■ WRITTEN PROBLEM
Can you reproduce each of the rows below verbatim, leaving out none of them and changing nothing?

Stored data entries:
::::::::::

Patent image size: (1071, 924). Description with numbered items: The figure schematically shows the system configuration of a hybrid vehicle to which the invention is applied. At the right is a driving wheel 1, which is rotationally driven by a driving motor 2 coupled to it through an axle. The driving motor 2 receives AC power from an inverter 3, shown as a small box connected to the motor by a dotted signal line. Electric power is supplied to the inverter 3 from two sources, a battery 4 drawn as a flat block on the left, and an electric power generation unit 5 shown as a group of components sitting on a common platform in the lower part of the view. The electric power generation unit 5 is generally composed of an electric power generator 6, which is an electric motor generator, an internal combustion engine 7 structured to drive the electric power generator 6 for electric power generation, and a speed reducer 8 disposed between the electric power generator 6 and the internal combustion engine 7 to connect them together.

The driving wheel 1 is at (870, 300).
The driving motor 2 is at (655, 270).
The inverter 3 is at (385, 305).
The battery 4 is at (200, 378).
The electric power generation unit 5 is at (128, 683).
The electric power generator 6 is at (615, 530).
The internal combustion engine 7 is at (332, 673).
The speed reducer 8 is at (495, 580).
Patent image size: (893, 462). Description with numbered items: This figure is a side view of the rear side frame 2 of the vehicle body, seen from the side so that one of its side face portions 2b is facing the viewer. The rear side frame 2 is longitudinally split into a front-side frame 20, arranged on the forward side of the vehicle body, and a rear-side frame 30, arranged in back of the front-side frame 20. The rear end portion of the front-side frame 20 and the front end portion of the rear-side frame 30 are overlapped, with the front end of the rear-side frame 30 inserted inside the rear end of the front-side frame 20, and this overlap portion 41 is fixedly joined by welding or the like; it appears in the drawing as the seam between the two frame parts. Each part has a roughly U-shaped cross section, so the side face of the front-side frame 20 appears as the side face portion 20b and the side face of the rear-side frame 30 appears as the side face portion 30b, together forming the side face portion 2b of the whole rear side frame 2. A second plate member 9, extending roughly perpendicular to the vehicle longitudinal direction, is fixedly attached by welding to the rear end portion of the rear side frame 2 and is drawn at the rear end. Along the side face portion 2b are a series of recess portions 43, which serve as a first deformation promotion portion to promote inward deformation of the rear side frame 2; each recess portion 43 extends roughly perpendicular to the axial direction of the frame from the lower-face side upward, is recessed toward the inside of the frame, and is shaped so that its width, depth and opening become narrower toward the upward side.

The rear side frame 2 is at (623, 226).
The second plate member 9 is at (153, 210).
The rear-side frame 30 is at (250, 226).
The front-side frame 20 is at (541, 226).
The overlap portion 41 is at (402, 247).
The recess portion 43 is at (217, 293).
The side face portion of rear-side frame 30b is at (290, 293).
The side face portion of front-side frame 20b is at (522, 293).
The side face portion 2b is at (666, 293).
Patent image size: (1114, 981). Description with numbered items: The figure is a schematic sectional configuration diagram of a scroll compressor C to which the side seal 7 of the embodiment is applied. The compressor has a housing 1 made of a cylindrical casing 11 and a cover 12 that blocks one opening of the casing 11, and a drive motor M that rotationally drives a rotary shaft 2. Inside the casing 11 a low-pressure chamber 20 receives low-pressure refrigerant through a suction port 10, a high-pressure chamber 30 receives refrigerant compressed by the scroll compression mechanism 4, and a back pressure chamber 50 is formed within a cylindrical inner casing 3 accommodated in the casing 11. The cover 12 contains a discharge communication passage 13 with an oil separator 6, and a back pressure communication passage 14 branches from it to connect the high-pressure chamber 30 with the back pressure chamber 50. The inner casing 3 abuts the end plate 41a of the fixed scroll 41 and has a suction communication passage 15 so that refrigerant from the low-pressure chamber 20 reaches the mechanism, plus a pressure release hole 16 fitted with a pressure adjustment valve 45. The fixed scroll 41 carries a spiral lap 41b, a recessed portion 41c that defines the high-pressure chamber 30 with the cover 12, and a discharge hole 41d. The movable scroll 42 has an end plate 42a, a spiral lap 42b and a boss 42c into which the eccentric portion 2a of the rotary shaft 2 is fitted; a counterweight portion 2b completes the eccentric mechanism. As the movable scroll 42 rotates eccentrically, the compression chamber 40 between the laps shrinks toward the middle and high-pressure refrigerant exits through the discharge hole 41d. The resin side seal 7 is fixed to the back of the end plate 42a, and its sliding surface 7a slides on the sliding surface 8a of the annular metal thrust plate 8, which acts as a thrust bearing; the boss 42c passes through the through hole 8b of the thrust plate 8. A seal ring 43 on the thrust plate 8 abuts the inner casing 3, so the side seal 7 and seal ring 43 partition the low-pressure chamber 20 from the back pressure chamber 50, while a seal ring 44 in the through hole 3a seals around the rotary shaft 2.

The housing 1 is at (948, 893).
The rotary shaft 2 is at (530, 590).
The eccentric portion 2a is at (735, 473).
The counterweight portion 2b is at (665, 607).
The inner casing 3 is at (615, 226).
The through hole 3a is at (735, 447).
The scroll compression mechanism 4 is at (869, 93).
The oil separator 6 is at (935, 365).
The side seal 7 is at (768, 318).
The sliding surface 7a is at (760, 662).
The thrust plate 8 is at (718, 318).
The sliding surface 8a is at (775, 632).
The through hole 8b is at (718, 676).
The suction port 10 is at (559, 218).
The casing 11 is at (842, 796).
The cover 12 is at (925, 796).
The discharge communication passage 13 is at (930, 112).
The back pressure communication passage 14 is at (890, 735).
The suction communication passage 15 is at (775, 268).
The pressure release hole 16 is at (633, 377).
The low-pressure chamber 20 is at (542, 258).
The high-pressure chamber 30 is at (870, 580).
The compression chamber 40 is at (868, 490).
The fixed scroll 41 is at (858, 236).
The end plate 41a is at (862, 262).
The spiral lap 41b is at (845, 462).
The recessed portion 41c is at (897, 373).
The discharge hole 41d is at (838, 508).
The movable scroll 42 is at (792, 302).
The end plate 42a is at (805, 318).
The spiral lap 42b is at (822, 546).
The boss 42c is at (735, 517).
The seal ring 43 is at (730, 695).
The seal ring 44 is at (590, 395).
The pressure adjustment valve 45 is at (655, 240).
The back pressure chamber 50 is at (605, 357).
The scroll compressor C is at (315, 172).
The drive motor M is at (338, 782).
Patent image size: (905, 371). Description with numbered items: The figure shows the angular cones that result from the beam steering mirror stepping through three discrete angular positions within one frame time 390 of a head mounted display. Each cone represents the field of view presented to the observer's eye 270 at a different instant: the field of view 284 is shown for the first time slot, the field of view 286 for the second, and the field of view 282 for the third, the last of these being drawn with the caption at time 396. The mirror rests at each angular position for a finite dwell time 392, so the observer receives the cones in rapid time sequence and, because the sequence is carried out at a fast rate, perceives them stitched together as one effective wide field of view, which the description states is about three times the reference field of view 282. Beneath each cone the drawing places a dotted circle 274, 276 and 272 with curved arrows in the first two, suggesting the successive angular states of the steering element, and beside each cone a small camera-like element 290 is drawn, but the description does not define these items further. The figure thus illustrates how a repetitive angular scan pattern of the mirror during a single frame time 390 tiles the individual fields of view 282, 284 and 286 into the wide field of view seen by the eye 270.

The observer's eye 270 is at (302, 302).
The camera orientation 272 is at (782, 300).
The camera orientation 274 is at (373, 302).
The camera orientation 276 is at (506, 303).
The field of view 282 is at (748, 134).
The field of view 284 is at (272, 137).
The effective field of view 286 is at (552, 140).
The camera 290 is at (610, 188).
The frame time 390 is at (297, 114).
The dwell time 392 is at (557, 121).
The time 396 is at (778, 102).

::::::::::

■ PROBLEM SOLUTION
Patent image size: (1071, 924). Description with numbered items: The figure schematically shows the system configuration of a hybrid vehicle to which the invention is applied. At the right is a driving wheel 1, which is rotationally driven by a driving motor 2 coupled to it through an axle. The driving motor 2 receives AC power from an inverter 3, shown as a small box connected to the motor by a dotted signal line. Electric power is supplied to the inverter 3 from two sources, a battery 4 drawn as a flat block on the left, and an electric power generation unit 5 shown as a group of components sitting on a common platform in the lower part of the view. The electric power generation unit 5 is generally composed of an electric power generator 6, which is an electric motor generator, an internal combustion engine 7 structured to drive the electric power generator 6 for electric power generation, and a speed reducer 8 disposed between the electric power generator 6 and the internal combustion engine 7 to connect them together.

The driving wheel 1 is at (870, 300).
The driving motor 2 is at (655, 270).
The inverter 3 is at (385, 305).
The battery 4 is at (200, 378).
The electric power generation unit 5 is at (128, 683).
The electric power generator 6 is at (615, 530).
The internal combustion engine 7 is at (332, 673).
The speed reducer 8 is at (495, 580).
Patent image size: (893, 462). Description with numbered items: This figure is a side view of the rear side frame 2 of the vehicle body, seen from the side so that one of its side face portions 2b is facing the viewer. The rear side frame 2 is longitudinally split into a front-side frame 20, arranged on the forward side of the vehicle body, and a rear-side frame 30, arranged in back of the front-side frame 20. The rear end portion of the front-side frame 20 and the front end portion of the rear-side frame 30 are overlapped, with the front end of the rear-side frame 30 inserted inside the rear end of the front-side frame 20, and this overlap portion 41 is fixedly joined by welding or the like; it appears in the drawing as the seam between the two frame parts. Each part has a roughly U-shaped cross section, so the side face of the front-side frame 20 appears as the side face portion 20b and the side face of the rear-side frame 30 appears as the side face portion 30b, together forming the side face portion 2b of the whole rear side frame 2. A second plate member 9, extending roughly perpendicular to the vehicle longitudinal direction, is fixedly attached by welding to the rear end portion of the rear side frame 2 and is drawn at the rear end. Along the side face portion 2b are a series of recess portions 43, which serve as a first deformation promotion portion to promote inward deformation of the rear side frame 2; each recess portion 43 extends roughly perpendicular to the axial direction of the frame from the lower-face side upward, is recessed toward the inside of the frame, and is shaped so that its width, depth and opening become narrower toward the upward side.

The rear side frame 2 is at (623, 226).
The second plate member 9 is at (153, 210).
The rear-side frame 30 is at (250, 226).
The front-side frame 20 is at (541, 226).
The overlap portion 41 is at (402, 247).
The recess portion 43 is at (217, 293).
The side face portion of rear-side frame 30b is at (290, 293).
The side face portion of front-side frame 20b is at (522, 293).
The side face portion 2b is at (666, 293).
Patent image size: (1114, 981). Description with numbered items: The figure is a schematic sectional configuration diagram of a scroll compressor C to which the side seal 7 of the embodiment is applied. The compressor has a housing 1 made of a cylindrical casing 11 and a cover 12 that blocks one opening of the casing 11, and a drive motor M that rotationally drives a rotary shaft 2. Inside the casing 11 a low-pressure chamber 20 receives low-pressure refrigerant through a suction port 10, a high-pressure chamber 30 receives refrigerant compressed by the scroll compression mechanism 4, and a back pressure chamber 50 is formed within a cylindrical inner casing 3 accommodated in the casing 11. The cover 12 contains a discharge communication passage 13 with an oil separator 6, and a back pressure communication passage 14 branches from it to connect the high-pressure chamber 30 with the back pressure chamber 50. The inner casing 3 abuts the end plate 41a of the fixed scroll 41 and has a suction communication passage 15 so that refrigerant from the low-pressure chamber 20 reaches the mechanism, plus a pressure release hole 16 fitted with a pressure adjustment valve 45. The fixed scroll 41 carries a spiral lap 41b, a recessed portion 41c that defines the high-pressure chamber 30 with the cover 12, and a discharge hole 41d. The movable scroll 42 has an end plate 42a, a spiral lap 42b and a boss 42c into which the eccentric portion 2a of the rotary shaft 2 is fitted; a counterweight portion 2b completes the eccentric mechanism. As the movable scroll 42 rotates eccentrically, the compression chamber 40 between the laps shrinks toward the middle and high-pressure refrigerant exits through the discharge hole 41d. The resin side seal 7 is fixed to the back of the end plate 42a, and its sliding surface 7a slides on the sliding surface 8a of the annular metal thrust plate 8, which acts as a thrust bearing; the boss 42c passes through the through hole 8b of the thrust plate 8. A seal ring 43 on the thrust plate 8 abuts the inner casing 3, so the side seal 7 and seal ring 43 partition the low-pressure chamber 20 from the back pressure chamber 50, while a seal ring 44 in the through hole 3a seals around the rotary shaft 2.

The housing 1 is at (948, 893).
The rotary shaft 2 is at (530, 590).
The eccentric portion 2a is at (735, 473).
The counterweight portion 2b is at (665, 607).
The inner casing 3 is at (615, 226).
The through hole 3a is at (735, 447).
The scroll compression mechanism 4 is at (869, 93).
The oil separator 6 is at (935, 365).
The side seal 7 is at (768, 318).
The sliding surface 7a is at (760, 662).
The thrust plate 8 is at (718, 318).
The sliding surface 8a is at (775, 632).
The through hole 8b is at (718, 676).
The suction port 10 is at (559, 218).
The casing 11 is at (842, 796).
The cover 12 is at (925, 796).
The discharge communication passage 13 is at (930, 112).
The back pressure communication passage 14 is at (890, 735).
The suction communication passage 15 is at (775, 268).
The pressure release hole 16 is at (633, 377).
The low-pressure chamber 20 is at (542, 258).
The high-pressure chamber 30 is at (870, 580).
The compression chamber 40 is at (868, 490).
The fixed scroll 41 is at (858, 236).
The end plate 41a is at (862, 262).
The spiral lap 41b is at (845, 462).
The recessed portion 41c is at (897, 373).
The discharge hole 41d is at (838, 508).
The movable scroll 42 is at (792, 302).
The end plate 42a is at (805, 318).
The spiral lap 42b is at (822, 546).
The boss 42c is at (735, 517).
The seal ring 43 is at (730, 695).
The seal ring 44 is at (590, 395).
The pressure adjustment valve 45 is at (655, 240).
The back pressure chamber 50 is at (605, 357).
The scroll compressor C is at (315, 172).
The drive motor M is at (338, 782).
Patent image size: (905, 371). Description with numbered items: The figure shows the angular cones that result from the beam steering mirror stepping through three discrete angular positions within one frame time 390 of a head mounted display. Each cone represents the field of view presented to the observer's eye 270 at a different instant: the field of view 284 is shown for the first time slot, the field of view 286 for the second, and the field of view 282 for the third, the last of these being drawn with the caption at time 396. The mirror rests at each angular position for a finite dwell time 392, so the observer receives the cones in rapid time sequence and, because the sequence is carried out at a fast rate, perceives them stitched together as one effective wide field of view, which the description states is about three times the reference field of view 282. Beneath each cone the drawing places a dotted circle 274, 276 and 272 with curved arrows in the first two, suggesting the successive angular states of the steering element, and beside each cone a small camera-like element 290 is drawn, but the description does not define these items further. The figure thus illustrates how a repetitive angular scan pattern of the mirror during a single frame time 390 tiles the individual fields of view 282, 284 and 286 into the wide field of view seen by the eye 270.

The observer's eye 270 is at (302, 302).
The camera orientation 272 is at (782, 300).
The camera orientation 274 is at (373, 302).
The camera orientation 276 is at (506, 303).
The field of view 282 is at (748, 134).
The field of view 284 is at (272, 137).
The effective field of view 286 is at (552, 140).
The camera 290 is at (610, 188).
The frame time 390 is at (297, 114).
The dwell time 392 is at (557, 121).
The time 396 is at (778, 102).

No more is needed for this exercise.